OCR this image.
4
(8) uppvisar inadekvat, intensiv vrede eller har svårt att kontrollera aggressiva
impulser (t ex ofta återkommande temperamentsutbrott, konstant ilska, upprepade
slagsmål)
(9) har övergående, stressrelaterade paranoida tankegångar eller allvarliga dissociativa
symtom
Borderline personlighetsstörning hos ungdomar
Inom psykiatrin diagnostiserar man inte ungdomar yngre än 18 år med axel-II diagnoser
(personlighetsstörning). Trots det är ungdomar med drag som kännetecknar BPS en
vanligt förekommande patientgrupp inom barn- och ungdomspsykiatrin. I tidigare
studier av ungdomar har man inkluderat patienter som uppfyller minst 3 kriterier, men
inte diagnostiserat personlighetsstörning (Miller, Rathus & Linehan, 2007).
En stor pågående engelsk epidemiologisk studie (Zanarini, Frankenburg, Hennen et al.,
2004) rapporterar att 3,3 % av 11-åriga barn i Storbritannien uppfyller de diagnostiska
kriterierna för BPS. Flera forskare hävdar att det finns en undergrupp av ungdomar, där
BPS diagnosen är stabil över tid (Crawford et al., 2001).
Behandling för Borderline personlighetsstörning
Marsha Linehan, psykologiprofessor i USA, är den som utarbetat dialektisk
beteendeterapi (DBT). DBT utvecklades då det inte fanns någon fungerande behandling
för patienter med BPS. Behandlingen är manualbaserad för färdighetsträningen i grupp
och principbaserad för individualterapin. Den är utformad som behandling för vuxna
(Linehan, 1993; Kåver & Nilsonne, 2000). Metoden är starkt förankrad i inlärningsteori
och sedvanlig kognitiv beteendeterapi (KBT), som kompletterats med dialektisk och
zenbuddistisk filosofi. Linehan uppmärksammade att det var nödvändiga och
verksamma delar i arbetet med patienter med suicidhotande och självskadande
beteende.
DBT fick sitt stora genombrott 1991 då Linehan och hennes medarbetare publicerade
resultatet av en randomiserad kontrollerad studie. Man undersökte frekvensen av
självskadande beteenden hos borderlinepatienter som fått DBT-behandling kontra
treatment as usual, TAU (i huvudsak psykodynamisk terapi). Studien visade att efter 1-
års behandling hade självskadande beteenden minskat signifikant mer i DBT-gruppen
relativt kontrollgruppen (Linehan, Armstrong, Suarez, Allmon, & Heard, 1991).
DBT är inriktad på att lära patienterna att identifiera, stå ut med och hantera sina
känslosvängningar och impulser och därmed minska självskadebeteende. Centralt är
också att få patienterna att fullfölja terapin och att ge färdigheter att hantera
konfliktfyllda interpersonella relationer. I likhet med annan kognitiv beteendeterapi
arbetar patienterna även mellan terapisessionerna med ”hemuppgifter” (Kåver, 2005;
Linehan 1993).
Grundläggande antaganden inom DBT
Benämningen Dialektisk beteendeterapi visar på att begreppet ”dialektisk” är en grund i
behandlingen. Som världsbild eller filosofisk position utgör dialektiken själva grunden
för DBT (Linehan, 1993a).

========================================================================

Task to complete
The whole of the material above should be written out again, exactly.

Result of the task
OCR this image.
4
(8) uppvisar inadekvat, intensiv vrede eller har svårt att kontrollera aggressiva
impulser (t ex ofta återkommande temperamentsutbrott, konstant ilska, upprepade
slagsmål)
(9) har övergående, stressrelaterade paranoida tankegångar eller allvarliga dissociativa
symtom
Borderline personlighetsstörning hos ungdomar
Inom psykiatrin diagnostiserar man inte ungdomar yngre än 18 år med axel-II diagnoser
(personlighetsstörning). Trots det är ungdomar med drag som kännetecknar BPS en
vanligt förekommande patientgrupp inom barn- och ungdomspsykiatrin. I tidigare
studier av ungdomar har man inkluderat patienter som uppfyller minst 3 kriterier, men
inte diagnostiserat personlighetsstörning (Miller, Rathus & Linehan, 2007).
En stor pågående engelsk epidemiologisk studie (Zanarini, Frankenburg, Hennen et al.,
2004) rapporterar att 3,3 % av 11-åriga barn i Storbritannien uppfyller de diagnostiska
kriterierna för BPS. Flera forskare hävdar att det finns en undergrupp av ungdomar, där
BPS diagnosen är stabil över tid (Crawford et al., 2001).
Behandling för Borderline personlighetsstörning
Marsha Linehan, psykologiprofessor i USA, är den som utarbetat dialektisk
beteendeterapi (DBT). DBT utvecklades då det inte fanns någon fungerande behandling
för patienter med BPS. Behandlingen är manualbaserad för färdighetsträningen i grupp
och principbaserad för individualterapin. Den är utformad som behandling för vuxna
(Linehan, 1993; Kåver & Nilsonne, 2000). Metoden är starkt förankrad i inlärningsteori
och sedvanlig kognitiv beteendeterapi (KBT), som kompletterats med dialektisk och
zenbuddistisk filosofi. Linehan uppmärksammade att det var nödvändiga och
verksamma delar i arbetet med patienter med suicidhotande och självskadande
beteende.
DBT fick sitt stora genombrott 1991 då Linehan och hennes medarbetare publicerade
resultatet av en randomiserad kontrollerad studie. Man undersökte frekvensen av
självskadande beteenden hos borderlinepatienter som fått DBT-behandling kontra
treatment as usual, TAU (i huvudsak psykodynamisk terapi). Studien visade att efter 1-
års behandling hade självskadande beteenden minskat signifikant mer i DBT-gruppen
relativt kontrollgruppen (Linehan, Armstrong, Suarez, Allmon, & Heard, 1991).
DBT är inriktad på att lära patienterna att identifiera, stå ut med och hantera sina
känslosvängningar och impulser och därmed minska självskadebeteende. Centralt är
också att få patienterna att fullfölja terapin och att ge färdigheter att hantera
konfliktfyllda interpersonella relationer. I likhet med annan kognitiv beteendeterapi
arbetar patienterna även mellan terapisessionerna med ”hemuppgifter” (Kåver, 2005;
Linehan 1993).
Grundläggande antaganden inom DBT
Benämningen Dialektisk beteendeterapi visar på att begreppet ”dialektisk” är en grund i
behandlingen. Som världsbild eller filosofisk position utgör dialektiken själva grunden
för DBT (Linehan, 1993a).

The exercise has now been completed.